• [What you have to do]
Set the listing down again in full, word for word, with the pictures left out.

• [Extracted data entries]
※ ※ ※
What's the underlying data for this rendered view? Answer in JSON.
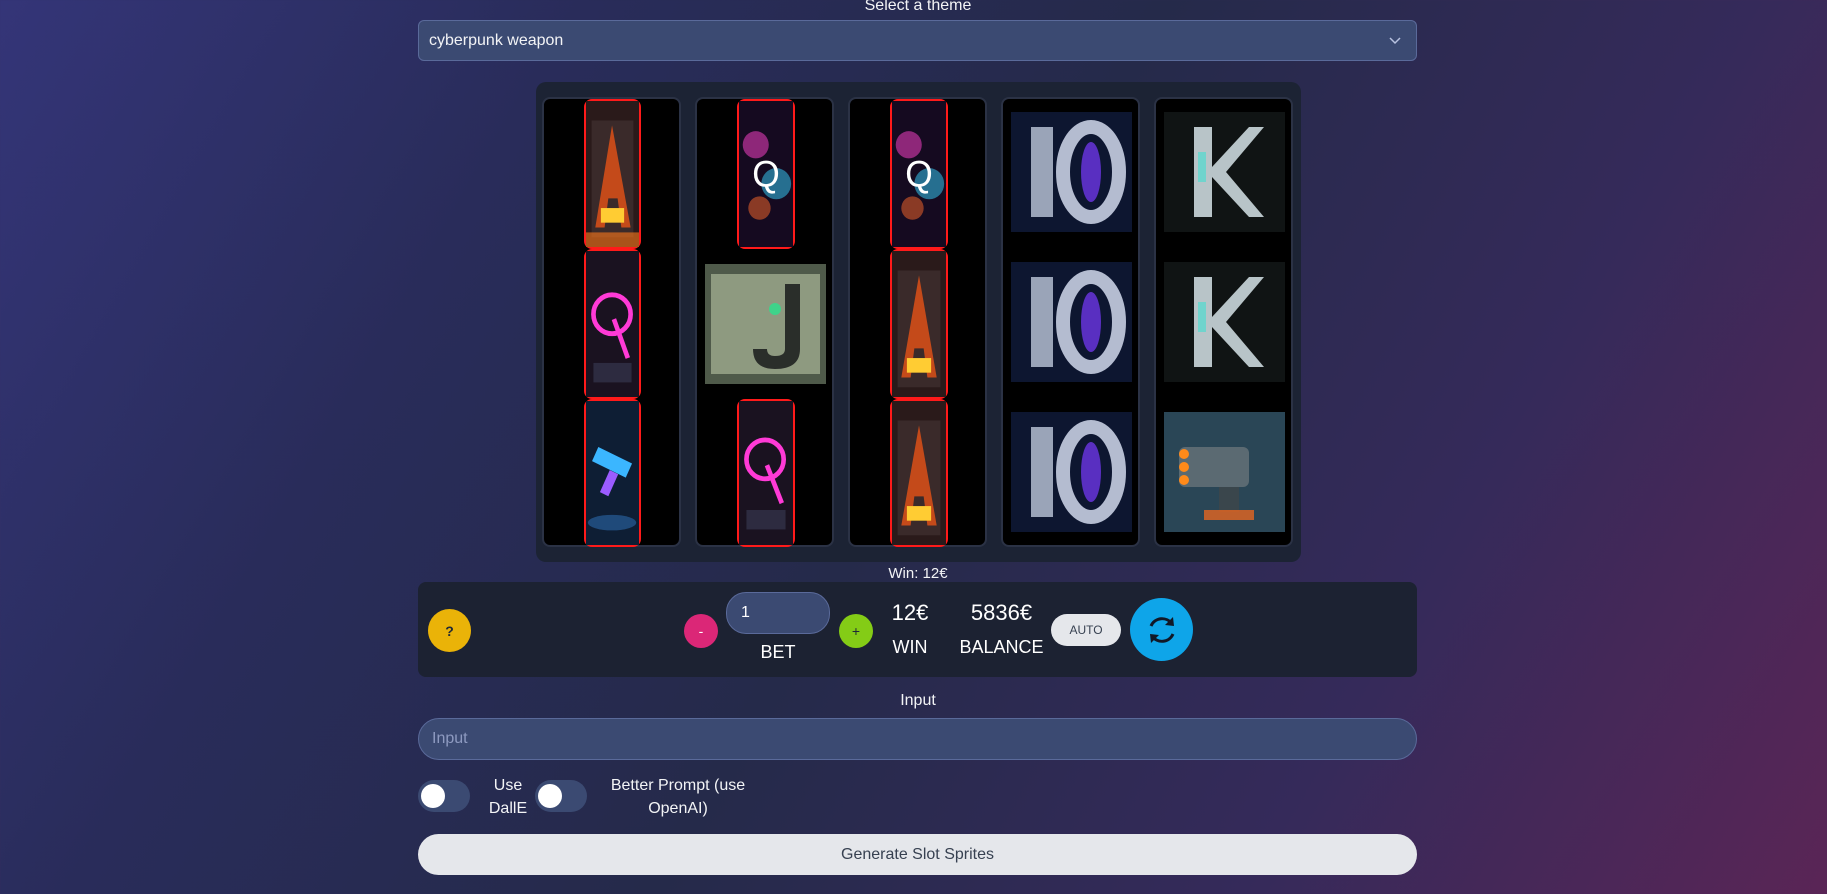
{
  "theme": {
    "label": "Select a theme",
    "selected": "cyberpunk weapon"
  },
  "reels": [
    [
      "A",
      "Q",
      "Gun"
    ],
    [
      "Q-fireworks",
      "J",
      "Q"
    ],
    [
      "Q-fireworks",
      "A",
      "A"
    ],
    [
      "10",
      "10",
      "10"
    ],
    [
      "K",
      "K",
      "Cannon"
    ]
  ],
  "winning_cells": {
    "reel_1": [
      1,
      2,
      3
    ],
    "reel_2": [
      1,
      3
    ],
    "reel_3": [
      1,
      2,
      3
    ]
  },
  "win_text": "Win: 12€",
  "controls": {
    "help": "?",
    "minus": "-",
    "plus": "+",
    "bet_value": "1",
    "bet_label": "BET",
    "win_value": "12€",
    "win_label": "WIN",
    "balance_value": "5836€",
    "balance_label": "BALANCE",
    "auto_label": "AUTO",
    "spin_icon": "refresh-icon"
  },
  "input": {
    "label": "Input",
    "placeholder": "Input"
  },
  "toggles": {
    "dalle_label_1": "Use",
    "dalle_label_2": "DallE",
    "better_prompt_label_1": "Better Prompt (use",
    "better_prompt_label_2": "OpenAI)"
  },
  "generate_label": "Generate Slot Sprites",
  "colors": {
    "highlight": "#ff1a1a",
    "help_btn": "#eab308",
    "minus_btn": "#db2777",
    "plus_btn": "#84cc16",
    "spin_btn": "#0ea5e9"
  }
}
※ ※ ※
• [Right answer]
What's the underlying data for this rendered view? Answer in JSON.
{
  "theme": {
    "label": "Select a theme",
    "selected": "cyberpunk weapon"
  },
  "reels": [
    [
      "A",
      "Q",
      "Gun"
    ],
    [
      "Q-fireworks",
      "J",
      "Q"
    ],
    [
      "Q-fireworks",
      "A",
      "A"
    ],
    [
      "10",
      "10",
      "10"
    ],
    [
      "K",
      "K",
      "Cannon"
    ]
  ],
  "winning_cells": {
    "reel_1": [
      1,
      2,
      3
    ],
    "reel_2": [
      1,
      3
    ],
    "reel_3": [
      1,
      2,
      3
    ]
  },
  "win_text": "Win: 12€",
  "controls": {
    "help": "?",
    "minus": "-",
    "plus": "+",
    "bet_value": "1",
    "bet_label": "BET",
    "win_value": "12€",
    "win_label": "WIN",
    "balance_value": "5836€",
    "balance_label": "BALANCE",
    "auto_label": "AUTO",
    "spin_icon": "refresh-icon"
  },
  "input": {
    "label": "Input",
    "placeholder": "Input"
  },
  "toggles": {
    "dalle_label_1": "Use",
    "dalle_label_2": "DallE",
    "better_prompt_label_1": "Better Prompt (use",
    "better_prompt_label_2": "OpenAI)"
  },
  "generate_label": "Generate Slot Sprites",
  "colors": {
    "highlight": "#ff1a1a",
    "help_btn": "#eab308",
    "minus_btn": "#db2777",
    "plus_btn": "#84cc16",
    "spin_btn": "#0ea5e9"
  }
}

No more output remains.